WHAT IS EXPECTED >>
Gather, from the listing beneath this task, every line holding the string "Статистические".

══ PROVIDED INFORMATION ══

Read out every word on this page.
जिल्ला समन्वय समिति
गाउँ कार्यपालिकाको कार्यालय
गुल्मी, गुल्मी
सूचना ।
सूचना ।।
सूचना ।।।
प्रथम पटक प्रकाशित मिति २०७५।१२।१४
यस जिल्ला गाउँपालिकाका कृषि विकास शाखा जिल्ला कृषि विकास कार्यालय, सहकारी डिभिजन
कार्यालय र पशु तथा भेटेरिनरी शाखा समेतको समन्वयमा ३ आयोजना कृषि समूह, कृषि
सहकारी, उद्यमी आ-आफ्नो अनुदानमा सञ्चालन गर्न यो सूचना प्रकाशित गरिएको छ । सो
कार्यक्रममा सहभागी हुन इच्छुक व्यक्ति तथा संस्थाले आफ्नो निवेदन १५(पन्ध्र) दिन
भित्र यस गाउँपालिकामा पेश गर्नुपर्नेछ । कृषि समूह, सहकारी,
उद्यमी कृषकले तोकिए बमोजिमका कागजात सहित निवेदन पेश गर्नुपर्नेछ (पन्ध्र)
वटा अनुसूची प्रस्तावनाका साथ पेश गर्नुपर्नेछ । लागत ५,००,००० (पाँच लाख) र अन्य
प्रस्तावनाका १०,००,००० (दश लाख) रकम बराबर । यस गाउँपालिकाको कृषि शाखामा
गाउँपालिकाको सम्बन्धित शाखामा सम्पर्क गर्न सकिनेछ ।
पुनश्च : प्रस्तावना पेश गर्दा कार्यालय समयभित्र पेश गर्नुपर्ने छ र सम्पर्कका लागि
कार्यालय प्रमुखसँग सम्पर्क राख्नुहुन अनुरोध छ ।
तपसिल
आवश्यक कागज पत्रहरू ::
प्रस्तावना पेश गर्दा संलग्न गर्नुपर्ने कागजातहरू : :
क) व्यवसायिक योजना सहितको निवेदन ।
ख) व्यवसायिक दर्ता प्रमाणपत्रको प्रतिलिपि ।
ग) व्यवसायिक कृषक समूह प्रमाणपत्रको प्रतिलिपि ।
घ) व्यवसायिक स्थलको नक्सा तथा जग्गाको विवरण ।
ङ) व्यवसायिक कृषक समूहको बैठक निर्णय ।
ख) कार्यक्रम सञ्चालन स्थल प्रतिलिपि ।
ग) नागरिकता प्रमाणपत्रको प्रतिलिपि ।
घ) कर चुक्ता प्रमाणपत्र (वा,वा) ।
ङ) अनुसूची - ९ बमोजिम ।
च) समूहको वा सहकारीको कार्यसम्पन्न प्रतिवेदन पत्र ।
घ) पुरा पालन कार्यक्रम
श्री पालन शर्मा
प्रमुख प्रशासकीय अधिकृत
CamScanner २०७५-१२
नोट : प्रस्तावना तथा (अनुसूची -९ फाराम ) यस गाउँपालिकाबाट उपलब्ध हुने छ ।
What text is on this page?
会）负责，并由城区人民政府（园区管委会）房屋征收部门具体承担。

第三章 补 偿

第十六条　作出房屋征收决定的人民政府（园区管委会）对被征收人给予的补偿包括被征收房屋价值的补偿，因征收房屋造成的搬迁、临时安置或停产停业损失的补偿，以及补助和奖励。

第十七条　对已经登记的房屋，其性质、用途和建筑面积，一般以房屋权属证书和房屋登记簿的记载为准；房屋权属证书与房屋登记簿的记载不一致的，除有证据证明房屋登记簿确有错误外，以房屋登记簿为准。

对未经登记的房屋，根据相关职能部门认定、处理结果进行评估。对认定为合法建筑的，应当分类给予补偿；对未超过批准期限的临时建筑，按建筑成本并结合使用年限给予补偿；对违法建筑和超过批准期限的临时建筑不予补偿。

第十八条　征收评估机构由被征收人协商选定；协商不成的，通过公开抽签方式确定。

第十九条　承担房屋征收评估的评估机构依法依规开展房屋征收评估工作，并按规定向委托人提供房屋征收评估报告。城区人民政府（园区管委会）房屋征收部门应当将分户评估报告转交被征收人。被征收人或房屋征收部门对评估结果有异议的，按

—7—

═══
══ PROVIDED INFORMATION ══

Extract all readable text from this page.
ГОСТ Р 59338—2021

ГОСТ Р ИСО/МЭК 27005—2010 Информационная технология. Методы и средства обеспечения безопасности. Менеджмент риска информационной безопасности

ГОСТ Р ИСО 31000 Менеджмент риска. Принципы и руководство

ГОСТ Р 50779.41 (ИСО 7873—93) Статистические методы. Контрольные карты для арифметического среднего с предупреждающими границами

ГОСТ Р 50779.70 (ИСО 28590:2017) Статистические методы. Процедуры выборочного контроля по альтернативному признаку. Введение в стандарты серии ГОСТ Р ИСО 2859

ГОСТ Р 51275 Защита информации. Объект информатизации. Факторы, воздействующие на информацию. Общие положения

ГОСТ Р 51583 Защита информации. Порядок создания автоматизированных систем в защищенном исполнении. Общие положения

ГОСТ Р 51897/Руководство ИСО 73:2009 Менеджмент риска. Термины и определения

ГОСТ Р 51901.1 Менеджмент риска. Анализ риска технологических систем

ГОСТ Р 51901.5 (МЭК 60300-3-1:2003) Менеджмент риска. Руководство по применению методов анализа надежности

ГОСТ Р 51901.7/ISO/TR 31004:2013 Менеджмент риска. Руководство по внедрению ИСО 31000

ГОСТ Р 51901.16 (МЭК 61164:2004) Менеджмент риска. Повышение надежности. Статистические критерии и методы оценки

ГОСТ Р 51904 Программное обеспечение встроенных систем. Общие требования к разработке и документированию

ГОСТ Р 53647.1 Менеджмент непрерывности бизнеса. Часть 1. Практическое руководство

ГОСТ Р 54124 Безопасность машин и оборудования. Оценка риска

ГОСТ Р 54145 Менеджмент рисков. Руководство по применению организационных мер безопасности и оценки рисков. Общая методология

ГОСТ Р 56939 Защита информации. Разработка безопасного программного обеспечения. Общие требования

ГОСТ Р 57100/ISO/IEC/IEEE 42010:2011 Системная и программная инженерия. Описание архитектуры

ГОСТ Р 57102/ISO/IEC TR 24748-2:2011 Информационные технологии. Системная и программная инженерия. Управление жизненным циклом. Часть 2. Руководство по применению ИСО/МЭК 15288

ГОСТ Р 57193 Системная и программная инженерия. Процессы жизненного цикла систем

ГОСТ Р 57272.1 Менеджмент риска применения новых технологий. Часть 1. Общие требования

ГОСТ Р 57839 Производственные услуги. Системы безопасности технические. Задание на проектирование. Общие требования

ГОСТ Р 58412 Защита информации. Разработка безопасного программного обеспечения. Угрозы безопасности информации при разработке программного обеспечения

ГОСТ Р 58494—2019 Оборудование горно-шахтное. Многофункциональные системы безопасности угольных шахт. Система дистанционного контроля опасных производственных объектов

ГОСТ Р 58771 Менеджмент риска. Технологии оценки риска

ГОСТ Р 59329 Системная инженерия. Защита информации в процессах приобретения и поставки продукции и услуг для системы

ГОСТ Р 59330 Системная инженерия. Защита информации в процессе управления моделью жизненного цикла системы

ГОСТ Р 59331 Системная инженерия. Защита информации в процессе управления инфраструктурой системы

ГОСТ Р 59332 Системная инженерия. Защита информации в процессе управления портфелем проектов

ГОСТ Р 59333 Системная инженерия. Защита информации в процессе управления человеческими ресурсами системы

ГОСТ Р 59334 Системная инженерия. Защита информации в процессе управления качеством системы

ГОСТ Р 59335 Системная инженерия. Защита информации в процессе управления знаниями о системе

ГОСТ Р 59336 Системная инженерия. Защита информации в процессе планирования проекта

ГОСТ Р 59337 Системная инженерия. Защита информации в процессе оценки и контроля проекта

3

═══

ANSWER >>
ГОСТ Р 50779.41 (ИСО 7873—93) Статистические методы. Контрольные карты для арифметического среднего с предупреждающими границами
ГОСТ Р 50779.70 (ИСО 28590:2017) Статистические методы. Процедуры выборочного контроля по альтернативному признаку. Введение в стандарты серии ГОСТ Р ИСО 2859
ГОСТ Р 51901.16 (МЭК 61164:2004) Менеджмент риска. Повышение надежности. Статистические критерии и методы оценки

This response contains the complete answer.